Copy each line exactly.

>> Start TASK DATA

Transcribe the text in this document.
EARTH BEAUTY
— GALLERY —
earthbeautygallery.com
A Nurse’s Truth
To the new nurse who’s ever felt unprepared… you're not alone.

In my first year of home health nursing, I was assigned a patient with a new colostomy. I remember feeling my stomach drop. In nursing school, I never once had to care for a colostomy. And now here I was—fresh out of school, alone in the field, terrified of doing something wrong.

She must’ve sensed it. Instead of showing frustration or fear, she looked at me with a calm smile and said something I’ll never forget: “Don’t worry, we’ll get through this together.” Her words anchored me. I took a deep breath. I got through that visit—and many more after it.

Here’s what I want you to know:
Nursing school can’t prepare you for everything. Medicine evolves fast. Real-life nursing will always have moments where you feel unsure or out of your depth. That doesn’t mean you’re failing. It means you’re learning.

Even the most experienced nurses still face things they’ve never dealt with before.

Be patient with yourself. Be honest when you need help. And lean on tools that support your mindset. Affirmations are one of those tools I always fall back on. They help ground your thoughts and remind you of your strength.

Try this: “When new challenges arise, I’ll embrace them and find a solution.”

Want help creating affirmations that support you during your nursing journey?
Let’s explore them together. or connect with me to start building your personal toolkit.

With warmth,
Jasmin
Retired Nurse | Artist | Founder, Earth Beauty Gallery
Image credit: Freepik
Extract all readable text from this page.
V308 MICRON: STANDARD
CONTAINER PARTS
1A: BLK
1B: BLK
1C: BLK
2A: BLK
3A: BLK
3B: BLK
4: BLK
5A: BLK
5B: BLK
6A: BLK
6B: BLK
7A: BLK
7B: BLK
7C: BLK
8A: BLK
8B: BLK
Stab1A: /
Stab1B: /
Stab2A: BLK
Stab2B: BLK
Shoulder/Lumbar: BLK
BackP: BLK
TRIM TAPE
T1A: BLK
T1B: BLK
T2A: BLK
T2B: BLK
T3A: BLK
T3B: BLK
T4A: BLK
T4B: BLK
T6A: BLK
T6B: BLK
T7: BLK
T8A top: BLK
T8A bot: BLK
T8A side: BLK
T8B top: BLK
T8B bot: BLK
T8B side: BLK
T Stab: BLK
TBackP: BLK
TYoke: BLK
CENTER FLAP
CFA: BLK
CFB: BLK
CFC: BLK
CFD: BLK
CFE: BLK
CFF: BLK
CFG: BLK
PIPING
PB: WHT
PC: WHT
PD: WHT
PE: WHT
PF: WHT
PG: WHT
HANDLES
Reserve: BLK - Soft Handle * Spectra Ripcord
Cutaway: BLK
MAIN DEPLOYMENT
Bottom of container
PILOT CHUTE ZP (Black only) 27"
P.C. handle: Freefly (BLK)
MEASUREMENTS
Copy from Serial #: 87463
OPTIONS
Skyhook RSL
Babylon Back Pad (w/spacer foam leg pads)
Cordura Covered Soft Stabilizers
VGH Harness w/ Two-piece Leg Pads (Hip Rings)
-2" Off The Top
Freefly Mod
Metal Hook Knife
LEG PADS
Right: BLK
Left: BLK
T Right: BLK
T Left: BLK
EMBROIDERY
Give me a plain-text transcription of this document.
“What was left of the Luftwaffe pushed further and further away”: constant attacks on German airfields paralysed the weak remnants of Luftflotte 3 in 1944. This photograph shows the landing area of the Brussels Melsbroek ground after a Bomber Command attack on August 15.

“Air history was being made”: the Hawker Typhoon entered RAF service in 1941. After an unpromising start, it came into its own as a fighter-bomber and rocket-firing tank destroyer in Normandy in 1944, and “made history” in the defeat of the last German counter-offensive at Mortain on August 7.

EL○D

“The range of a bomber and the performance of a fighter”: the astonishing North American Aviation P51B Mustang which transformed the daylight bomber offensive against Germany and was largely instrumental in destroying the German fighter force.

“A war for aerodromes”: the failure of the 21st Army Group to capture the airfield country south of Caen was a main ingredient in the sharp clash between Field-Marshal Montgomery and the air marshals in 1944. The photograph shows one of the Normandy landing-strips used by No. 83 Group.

>> End TASK DATA

## SOLUTION TO THIS TASK
Transcribe the text in this document.
EARTH BEAUTY
— GALLERY —
earthbeautygallery.com
A Nurse’s Truth
To the new nurse who’s ever felt unprepared… you're not alone.

In my first year of home health nursing, I was assigned a patient with a new colostomy. I remember feeling my stomach drop. In nursing school, I never once had to care for a colostomy. And now here I was—fresh out of school, alone in the field, terrified of doing something wrong.

She must’ve sensed it. Instead of showing frustration or fear, she looked at me with a calm smile and said something I’ll never forget: “Don’t worry, we’ll get through this together.” Her words anchored me. I took a deep breath. I got through that visit—and many more after it.

Here’s what I want you to know:
Nursing school can’t prepare you for everything. Medicine evolves fast. Real-life nursing will always have moments where you feel unsure or out of your depth. That doesn’t mean you’re failing. It means you’re learning.

Even the most experienced nurses still face things they’ve never dealt with before.

Be patient with yourself. Be honest when you need help. And lean on tools that support your mindset. Affirmations are one of those tools I always fall back on. They help ground your thoughts and remind you of your strength.

Try this: “When new challenges arise, I’ll embrace them and find a solution.”

Want help creating affirmations that support you during your nursing journey?
Let’s explore them together. or connect with me to start building your personal toolkit.

With warmth,
Jasmin
Retired Nurse | Artist | Founder, Earth Beauty Gallery
Image credit: Freepik
Extract all readable text from this page.
V308 MICRON: STANDARD
CONTAINER PARTS
1A: BLK
1B: BLK
1C: BLK
2A: BLK
3A: BLK
3B: BLK
4: BLK
5A: BLK
5B: BLK
6A: BLK
6B: BLK
7A: BLK
7B: BLK
7C: BLK
8A: BLK
8B: BLK
Stab1A: /
Stab1B: /
Stab2A: BLK
Stab2B: BLK
Shoulder/Lumbar: BLK
BackP: BLK
TRIM TAPE
T1A: BLK
T1B: BLK
T2A: BLK
T2B: BLK
T3A: BLK
T3B: BLK
T4A: BLK
T4B: BLK
T6A: BLK
T6B: BLK
T7: BLK
T8A top: BLK
T8A bot: BLK
T8A side: BLK
T8B top: BLK
T8B bot: BLK
T8B side: BLK
T Stab: BLK
TBackP: BLK
TYoke: BLK
CENTER FLAP
CFA: BLK
CFB: BLK
CFC: BLK
CFD: BLK
CFE: BLK
CFF: BLK
CFG: BLK
PIPING
PB: WHT
PC: WHT
PD: WHT
PE: WHT
PF: WHT
PG: WHT
HANDLES
Reserve: BLK - Soft Handle * Spectra Ripcord
Cutaway: BLK
MAIN DEPLOYMENT
Bottom of container
PILOT CHUTE ZP (Black only) 27"
P.C. handle: Freefly (BLK)
MEASUREMENTS
Copy from Serial #: 87463
OPTIONS
Skyhook RSL
Babylon Back Pad (w/spacer foam leg pads)
Cordura Covered Soft Stabilizers
VGH Harness w/ Two-piece Leg Pads (Hip Rings)
-2" Off The Top
Freefly Mod
Metal Hook Knife
LEG PADS
Right: BLK
Left: BLK
T Right: BLK
T Left: BLK
EMBROIDERY
Give me a plain-text transcription of this document.
“What was left of the Luftwaffe pushed further and further away”: constant attacks on German airfields paralysed the weak remnants of Luftflotte 3 in 1944. This photograph shows the landing area of the Brussels Melsbroek ground after a Bomber Command attack on August 15.

“Air history was being made”: the Hawker Typhoon entered RAF service in 1941. After an unpromising start, it came into its own as a fighter-bomber and rocket-firing tank destroyer in Normandy in 1944, and “made history” in the defeat of the last German counter-offensive at Mortain on August 7.

EL○D

“The range of a bomber and the performance of a fighter”: the astonishing North American Aviation P51B Mustang which transformed the daylight bomber offensive against Germany and was largely instrumental in destroying the German fighter force.

“A war for aerodromes”: the failure of the 21st Army Group to capture the airfield country south of Caen was a main ingredient in the sharp clash between Field-Marshal Montgomery and the air marshals in 1944. The photograph shows one of the Normandy landing-strips used by No. 83 Group.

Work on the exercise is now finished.